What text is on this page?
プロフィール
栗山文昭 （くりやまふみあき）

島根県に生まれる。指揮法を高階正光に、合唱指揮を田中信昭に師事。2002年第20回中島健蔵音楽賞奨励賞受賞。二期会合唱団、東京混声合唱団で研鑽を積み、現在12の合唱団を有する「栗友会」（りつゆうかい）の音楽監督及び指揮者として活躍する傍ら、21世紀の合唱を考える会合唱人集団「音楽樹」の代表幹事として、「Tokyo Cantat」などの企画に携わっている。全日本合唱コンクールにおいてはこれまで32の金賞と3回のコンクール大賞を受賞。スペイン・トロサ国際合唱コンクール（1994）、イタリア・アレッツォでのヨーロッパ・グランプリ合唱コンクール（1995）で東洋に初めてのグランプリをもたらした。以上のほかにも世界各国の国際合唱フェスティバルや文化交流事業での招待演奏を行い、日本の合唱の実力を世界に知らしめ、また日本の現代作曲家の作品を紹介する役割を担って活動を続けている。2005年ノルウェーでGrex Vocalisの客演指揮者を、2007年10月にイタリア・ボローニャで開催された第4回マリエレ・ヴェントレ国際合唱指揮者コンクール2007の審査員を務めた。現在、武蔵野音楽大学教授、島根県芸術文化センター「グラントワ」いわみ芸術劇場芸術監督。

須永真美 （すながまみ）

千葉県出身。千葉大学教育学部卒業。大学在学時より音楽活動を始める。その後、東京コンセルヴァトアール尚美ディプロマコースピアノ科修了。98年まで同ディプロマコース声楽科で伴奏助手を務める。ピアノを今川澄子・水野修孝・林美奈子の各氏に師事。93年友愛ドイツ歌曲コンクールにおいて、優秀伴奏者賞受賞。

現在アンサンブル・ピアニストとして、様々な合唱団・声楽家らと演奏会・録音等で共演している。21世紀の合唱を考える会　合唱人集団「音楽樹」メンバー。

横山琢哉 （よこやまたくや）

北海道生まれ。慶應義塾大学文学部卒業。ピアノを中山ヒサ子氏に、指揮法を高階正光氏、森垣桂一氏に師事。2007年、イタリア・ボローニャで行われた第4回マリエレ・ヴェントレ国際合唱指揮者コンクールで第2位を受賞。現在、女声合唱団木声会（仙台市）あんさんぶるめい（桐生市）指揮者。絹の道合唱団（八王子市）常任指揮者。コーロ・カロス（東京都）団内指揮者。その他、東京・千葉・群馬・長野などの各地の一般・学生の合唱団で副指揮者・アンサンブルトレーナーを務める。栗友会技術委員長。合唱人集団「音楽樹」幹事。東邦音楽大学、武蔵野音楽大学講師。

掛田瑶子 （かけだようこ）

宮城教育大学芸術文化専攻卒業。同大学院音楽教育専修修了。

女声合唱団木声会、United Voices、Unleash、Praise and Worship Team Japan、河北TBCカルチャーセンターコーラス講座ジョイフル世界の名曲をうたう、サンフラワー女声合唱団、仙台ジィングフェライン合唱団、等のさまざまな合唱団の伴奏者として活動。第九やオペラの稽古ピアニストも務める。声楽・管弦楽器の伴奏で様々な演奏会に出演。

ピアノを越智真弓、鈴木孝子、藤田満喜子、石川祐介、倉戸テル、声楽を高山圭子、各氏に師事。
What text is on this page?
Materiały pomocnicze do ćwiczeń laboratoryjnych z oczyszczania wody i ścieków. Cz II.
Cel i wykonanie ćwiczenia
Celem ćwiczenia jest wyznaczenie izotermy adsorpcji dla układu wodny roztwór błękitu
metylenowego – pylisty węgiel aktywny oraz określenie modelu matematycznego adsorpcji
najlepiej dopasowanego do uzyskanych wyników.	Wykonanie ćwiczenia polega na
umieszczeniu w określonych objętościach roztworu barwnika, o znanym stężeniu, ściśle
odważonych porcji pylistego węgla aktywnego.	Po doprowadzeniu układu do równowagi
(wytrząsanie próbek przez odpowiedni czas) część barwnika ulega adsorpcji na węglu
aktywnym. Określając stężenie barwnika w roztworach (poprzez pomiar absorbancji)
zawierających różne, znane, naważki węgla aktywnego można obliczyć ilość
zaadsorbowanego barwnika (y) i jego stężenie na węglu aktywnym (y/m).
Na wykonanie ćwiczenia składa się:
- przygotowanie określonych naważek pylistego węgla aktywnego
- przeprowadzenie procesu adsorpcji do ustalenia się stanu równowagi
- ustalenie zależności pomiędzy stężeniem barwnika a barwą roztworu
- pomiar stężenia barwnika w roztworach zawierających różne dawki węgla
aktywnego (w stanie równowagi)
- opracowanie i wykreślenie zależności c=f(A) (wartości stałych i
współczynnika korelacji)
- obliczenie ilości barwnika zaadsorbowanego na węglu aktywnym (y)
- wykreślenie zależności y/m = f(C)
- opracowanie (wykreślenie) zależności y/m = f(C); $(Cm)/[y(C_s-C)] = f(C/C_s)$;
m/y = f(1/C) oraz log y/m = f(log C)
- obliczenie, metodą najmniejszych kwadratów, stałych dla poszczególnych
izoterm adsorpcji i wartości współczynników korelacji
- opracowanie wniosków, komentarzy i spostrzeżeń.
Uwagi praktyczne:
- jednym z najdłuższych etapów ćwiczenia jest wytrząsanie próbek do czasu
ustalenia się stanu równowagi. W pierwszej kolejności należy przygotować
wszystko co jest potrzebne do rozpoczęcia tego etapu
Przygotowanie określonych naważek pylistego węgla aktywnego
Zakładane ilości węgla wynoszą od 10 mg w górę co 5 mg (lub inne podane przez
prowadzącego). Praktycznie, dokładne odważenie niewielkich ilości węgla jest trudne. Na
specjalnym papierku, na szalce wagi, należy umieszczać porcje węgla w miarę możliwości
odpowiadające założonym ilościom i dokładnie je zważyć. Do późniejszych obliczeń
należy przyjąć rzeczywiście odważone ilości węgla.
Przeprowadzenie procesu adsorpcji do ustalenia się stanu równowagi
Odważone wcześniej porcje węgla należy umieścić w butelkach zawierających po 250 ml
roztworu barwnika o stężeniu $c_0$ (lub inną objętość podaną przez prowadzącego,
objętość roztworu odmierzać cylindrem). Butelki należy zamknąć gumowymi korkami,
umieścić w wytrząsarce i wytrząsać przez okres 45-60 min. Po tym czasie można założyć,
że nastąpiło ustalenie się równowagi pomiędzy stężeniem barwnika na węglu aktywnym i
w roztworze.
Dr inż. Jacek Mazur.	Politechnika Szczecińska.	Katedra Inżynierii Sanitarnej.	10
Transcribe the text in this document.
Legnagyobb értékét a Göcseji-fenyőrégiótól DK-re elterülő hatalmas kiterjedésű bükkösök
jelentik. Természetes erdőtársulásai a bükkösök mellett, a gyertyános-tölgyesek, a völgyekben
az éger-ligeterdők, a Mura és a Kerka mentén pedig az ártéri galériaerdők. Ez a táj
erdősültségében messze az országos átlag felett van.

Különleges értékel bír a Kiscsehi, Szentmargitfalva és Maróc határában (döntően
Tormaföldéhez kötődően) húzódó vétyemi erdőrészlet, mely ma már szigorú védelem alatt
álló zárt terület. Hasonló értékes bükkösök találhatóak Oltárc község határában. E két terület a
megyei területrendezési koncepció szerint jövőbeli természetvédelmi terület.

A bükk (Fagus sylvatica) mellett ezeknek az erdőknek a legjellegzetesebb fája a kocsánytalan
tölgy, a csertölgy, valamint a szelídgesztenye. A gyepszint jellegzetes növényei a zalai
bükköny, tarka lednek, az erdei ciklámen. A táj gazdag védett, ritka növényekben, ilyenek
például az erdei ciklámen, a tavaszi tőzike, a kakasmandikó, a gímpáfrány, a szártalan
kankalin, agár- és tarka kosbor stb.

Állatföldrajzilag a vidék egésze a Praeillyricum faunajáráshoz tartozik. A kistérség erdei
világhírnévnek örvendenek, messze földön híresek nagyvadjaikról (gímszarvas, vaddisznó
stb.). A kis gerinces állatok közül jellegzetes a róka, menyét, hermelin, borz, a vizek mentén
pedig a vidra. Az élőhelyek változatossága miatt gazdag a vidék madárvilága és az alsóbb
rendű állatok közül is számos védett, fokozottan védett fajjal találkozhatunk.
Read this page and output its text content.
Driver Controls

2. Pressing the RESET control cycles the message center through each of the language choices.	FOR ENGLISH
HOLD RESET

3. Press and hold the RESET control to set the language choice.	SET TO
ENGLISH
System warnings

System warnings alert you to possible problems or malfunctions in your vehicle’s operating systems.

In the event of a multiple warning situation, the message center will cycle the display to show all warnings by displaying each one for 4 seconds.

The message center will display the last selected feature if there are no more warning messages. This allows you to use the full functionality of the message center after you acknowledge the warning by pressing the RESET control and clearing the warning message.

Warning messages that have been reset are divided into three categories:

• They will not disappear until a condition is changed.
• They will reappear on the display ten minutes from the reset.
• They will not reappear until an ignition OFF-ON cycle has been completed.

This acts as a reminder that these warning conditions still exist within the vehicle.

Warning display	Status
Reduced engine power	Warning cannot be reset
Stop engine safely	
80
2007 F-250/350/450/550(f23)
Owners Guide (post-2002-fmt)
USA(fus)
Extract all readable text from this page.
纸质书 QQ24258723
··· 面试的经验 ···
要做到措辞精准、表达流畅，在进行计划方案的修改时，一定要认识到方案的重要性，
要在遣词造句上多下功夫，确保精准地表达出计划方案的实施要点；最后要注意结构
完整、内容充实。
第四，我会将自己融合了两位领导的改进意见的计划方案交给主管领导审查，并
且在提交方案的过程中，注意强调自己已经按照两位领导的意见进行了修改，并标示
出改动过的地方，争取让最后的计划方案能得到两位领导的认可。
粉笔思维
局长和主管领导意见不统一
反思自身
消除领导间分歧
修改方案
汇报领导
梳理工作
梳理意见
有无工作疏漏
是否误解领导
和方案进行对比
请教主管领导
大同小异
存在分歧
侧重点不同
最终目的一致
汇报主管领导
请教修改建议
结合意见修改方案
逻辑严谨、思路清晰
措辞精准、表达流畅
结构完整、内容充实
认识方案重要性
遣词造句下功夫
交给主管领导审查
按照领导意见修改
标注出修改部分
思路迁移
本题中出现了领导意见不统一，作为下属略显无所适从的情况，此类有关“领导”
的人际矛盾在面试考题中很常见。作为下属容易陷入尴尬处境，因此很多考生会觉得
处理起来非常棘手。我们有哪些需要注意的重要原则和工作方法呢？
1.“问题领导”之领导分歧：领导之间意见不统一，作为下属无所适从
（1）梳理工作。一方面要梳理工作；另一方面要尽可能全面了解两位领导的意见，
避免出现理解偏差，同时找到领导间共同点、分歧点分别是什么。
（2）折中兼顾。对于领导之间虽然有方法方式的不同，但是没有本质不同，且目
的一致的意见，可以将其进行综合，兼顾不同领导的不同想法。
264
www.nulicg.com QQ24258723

□ □ □ □

◆ Goal of the exercise
Each line in the listing above either holds the string "been" or does not; state how many do, giving the number only.

◆ Written reply
2